## MATERIAL
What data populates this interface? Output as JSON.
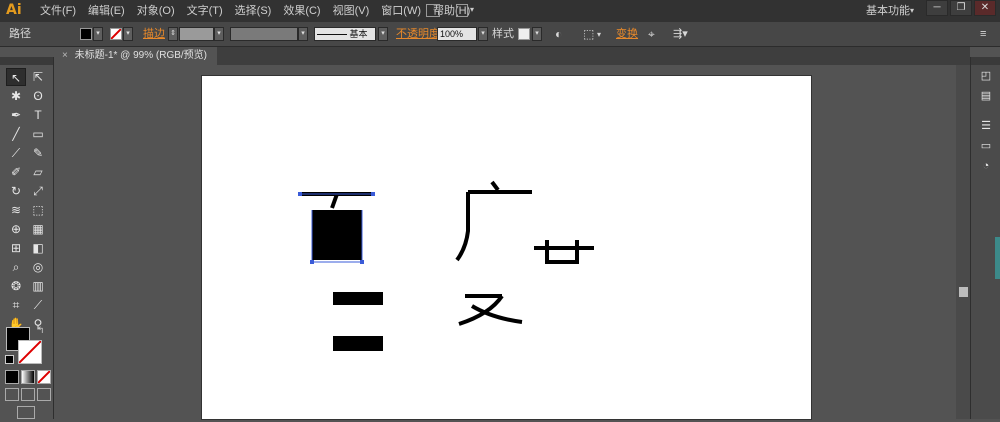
{
  "app": {
    "logo": "Ai",
    "workspace": "基本功能"
  },
  "menu": [
    "文件(F)",
    "编辑(E)",
    "对象(O)",
    "文字(T)",
    "选择(S)",
    "效果(C)",
    "视图(V)",
    "窗口(W)",
    "帮助(H)"
  ],
  "window_controls": {
    "minimize": "─",
    "restore": "❐",
    "close": "✕"
  },
  "control": {
    "selection": "路径",
    "stroke_label": "描边",
    "brush_label": "基本",
    "opacity_label": "不透明度",
    "opacity_value": "100%",
    "style_label": "样式",
    "transform_label": "变换"
  },
  "document": {
    "tab": "未标题-1* @ 99% (RGB/预览)",
    "close": "×"
  },
  "colors": {
    "accent": "#e8892a",
    "selection": "#3a5bd8",
    "fill": "#000000"
  }
}
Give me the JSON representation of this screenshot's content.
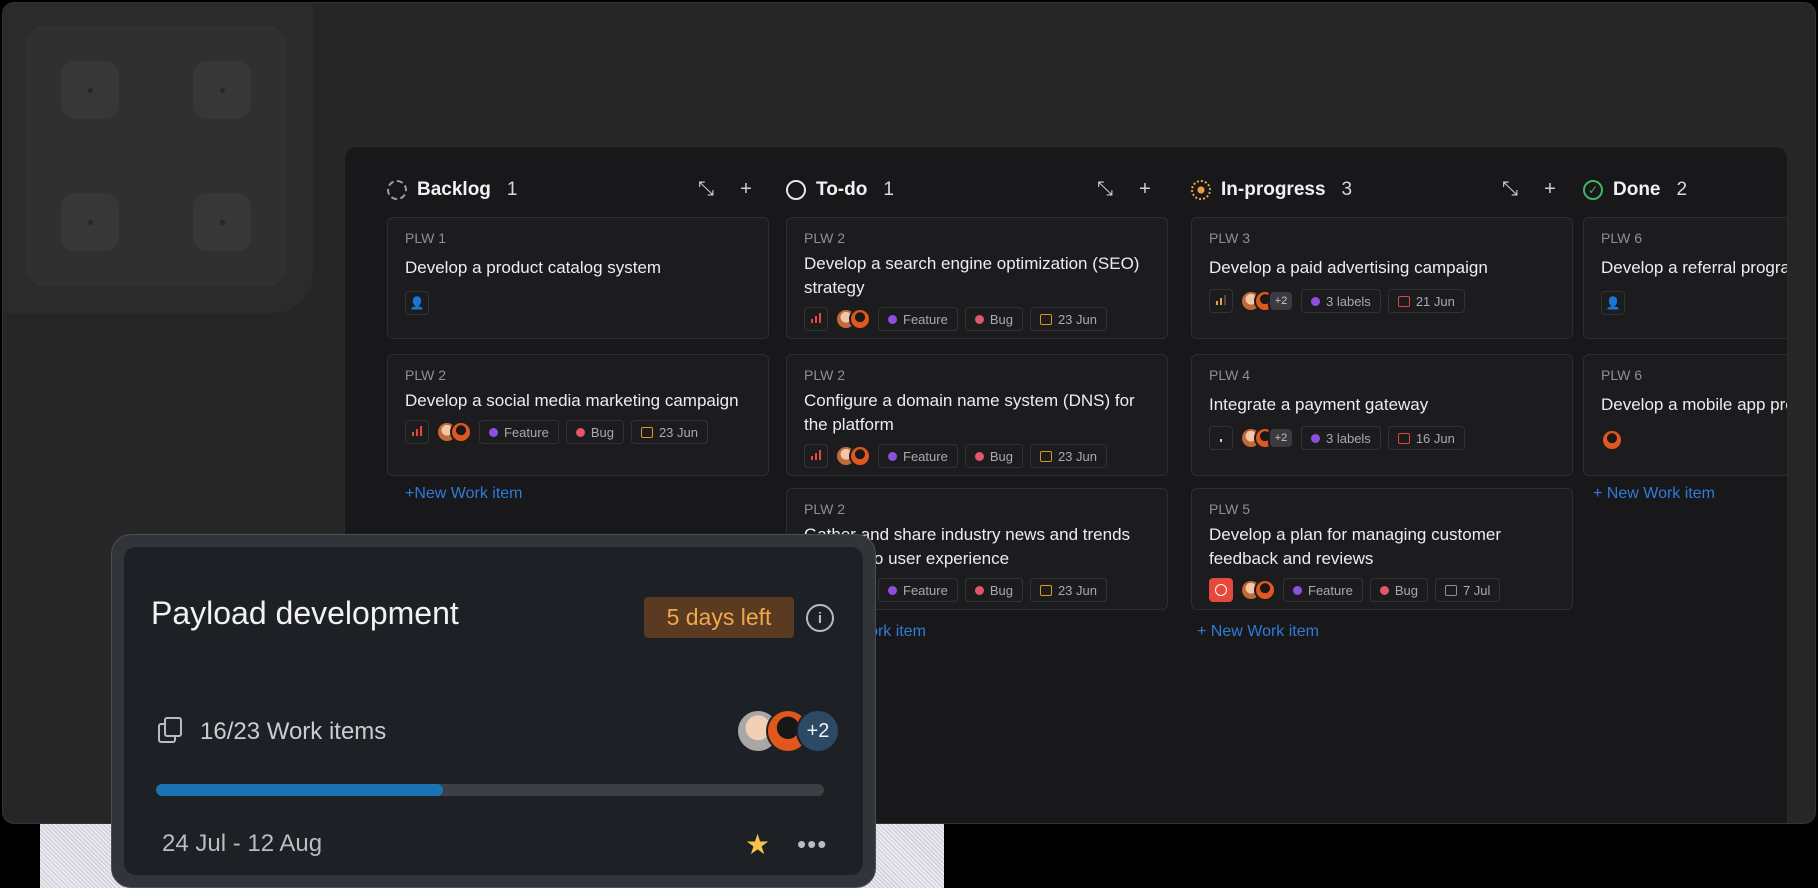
{
  "board": {
    "columns": [
      {
        "title": "Backlog",
        "count": "1",
        "status": "backlog",
        "cards": [
          {
            "id": "PLW 1",
            "title": "Develop a product catalog system",
            "layout": "empty"
          },
          {
            "id": "PLW 2",
            "title": "Develop a social media marketing campaign",
            "labels": [
              "Feature",
              "Bug"
            ],
            "date": "23 Jun"
          }
        ],
        "new_item": "New Work item"
      },
      {
        "title": "To-do",
        "count": "1",
        "status": "todo",
        "cards": [
          {
            "id": "PLW 2",
            "title": "Develop a search engine optimization (SEO) strategy",
            "labels": [
              "Feature",
              "Bug"
            ],
            "date": "23 Jun"
          },
          {
            "id": "PLW 2",
            "title": "Configure a domain name system (DNS) for the platform",
            "labels": [
              "Feature",
              "Bug"
            ],
            "date": "23 Jun"
          },
          {
            "id": "PLW 2",
            "title": "Gather and share industry news and trends relevant to user experience",
            "labels": [
              "Feature",
              "Bug"
            ],
            "date": "23 Jun"
          }
        ],
        "new_item": "New Work item"
      },
      {
        "title": "In-progress",
        "count": "3",
        "status": "in-progress",
        "cards": [
          {
            "id": "PLW 3",
            "title": "Develop a paid advertising campaign",
            "more": "+2",
            "labels_text": "3 labels",
            "date": "21 Jun"
          },
          {
            "id": "PLW 4",
            "title": "Integrate a payment gateway",
            "more": "+2",
            "labels_text": "3 labels",
            "date": "16 Jun"
          },
          {
            "id": "PLW 5",
            "title": "Develop a plan for managing customer feedback and reviews",
            "labels": [
              "Feature",
              "Bug"
            ],
            "date": "7 Jul"
          }
        ],
        "new_item": "New Work item"
      },
      {
        "title": "Done",
        "count": "2",
        "status": "done",
        "cards": [
          {
            "id": "PLW 6",
            "title": "Develop a referral program"
          },
          {
            "id": "PLW 6",
            "title": "Develop a mobile app presence"
          }
        ],
        "new_item": "New Work item"
      }
    ],
    "colors": {
      "feature": "#8e4fe0",
      "bug": "#e2566b",
      "urgent": "#e5483c",
      "link": "#2f7bd6"
    }
  },
  "cycle": {
    "title": "Payload development",
    "badge": "5 days left",
    "info_icon": "info-icon",
    "items_label": "16/23 Work items",
    "progress": 0.43,
    "avatars_more": "+2",
    "dates": "24 Jul - 12 Aug",
    "star_icon": "star-icon",
    "more_icon": "more-icon"
  }
}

## THE REQUEST
Transcribe the records verbatim and omit the images.

## RESULT FOR THIS TASK
What data populates this interface? Output as JSON.
{
  "app": {
    "logo": "Ai",
    "workspace": "基本功能"
  },
  "menu": [
    "文件(F)",
    "编辑(E)",
    "对象(O)",
    "文字(T)",
    "选择(S)",
    "效果(C)",
    "视图(V)",
    "窗口(W)",
    "帮助(H)"
  ],
  "window_controls": {
    "minimize": "─",
    "restore": "❐",
    "close": "✕"
  },
  "control": {
    "selection": "路径",
    "stroke_label": "描边",
    "brush_label": "基本",
    "opacity_label": "不透明度",
    "opacity_value": "100%",
    "style_label": "样式",
    "transform_label": "变换"
  },
  "document": {
    "tab": "未标题-1* @ 99% (RGB/预览)",
    "close": "×"
  },
  "colors": {
    "accent": "#e8892a",
    "selection": "#3a5bd8",
    "fill": "#000000"
  }
}
Give me the JSON representation of this screenshot's content.
{
  "board": {
    "columns": [
      {
        "title": "Backlog",
        "count": "1",
        "status": "backlog",
        "cards": [
          {
            "id": "PLW 1",
            "title": "Develop a product catalog system",
            "layout": "empty"
          },
          {
            "id": "PLW 2",
            "title": "Develop a social media marketing campaign",
            "labels": [
              "Feature",
              "Bug"
            ],
            "date": "23 Jun"
          }
        ],
        "new_item": "New Work item"
      },
      {
        "title": "To-do",
        "count": "1",
        "status": "todo",
        "cards": [
          {
            "id": "PLW 2",
            "title": "Develop a search engine optimization (SEO) strategy",
            "labels": [
              "Feature",
              "Bug"
            ],
            "date": "23 Jun"
          },
          {
            "id": "PLW 2",
            "title": "Configure a domain name system (DNS) for the platform",
            "labels": [
              "Feature",
              "Bug"
            ],
            "date": "23 Jun"
          },
          {
            "id": "PLW 2",
            "title": "Gather and share industry news and trends relevant to user experience",
            "labels": [
              "Feature",
              "Bug"
            ],
            "date": "23 Jun"
          }
        ],
        "new_item": "New Work item"
      },
      {
        "title": "In-progress",
        "count": "3",
        "status": "in-progress",
        "cards": [
          {
            "id": "PLW 3",
            "title": "Develop a paid advertising campaign",
            "more": "+2",
            "labels_text": "3 labels",
            "date": "21 Jun"
          },
          {
            "id": "PLW 4",
            "title": "Integrate a payment gateway",
            "more": "+2",
            "labels_text": "3 labels",
            "date": "16 Jun"
          },
          {
            "id": "PLW 5",
            "title": "Develop a plan for managing customer feedback and reviews",
            "labels": [
              "Feature",
              "Bug"
            ],
            "date": "7 Jul"
          }
        ],
        "new_item": "New Work item"
      },
      {
        "title": "Done",
        "count": "2",
        "status": "done",
        "cards": [
          {
            "id": "PLW 6",
            "title": "Develop a referral program"
          },
          {
            "id": "PLW 6",
            "title": "Develop a mobile app presence"
          }
        ],
        "new_item": "New Work item"
      }
    ],
    "colors": {
      "feature": "#8e4fe0",
      "bug": "#e2566b",
      "urgent": "#e5483c",
      "link": "#2f7bd6"
    }
  },
  "cycle": {
    "title": "Payload development",
    "badge": "5 days left",
    "info_icon": "info-icon",
    "items_label": "16/23 Work items",
    "progress": 0.43,
    "avatars_more": "+2",
    "dates": "24 Jul - 12 Aug",
    "star_icon": "star-icon",
    "more_icon": "more-icon"
  }
}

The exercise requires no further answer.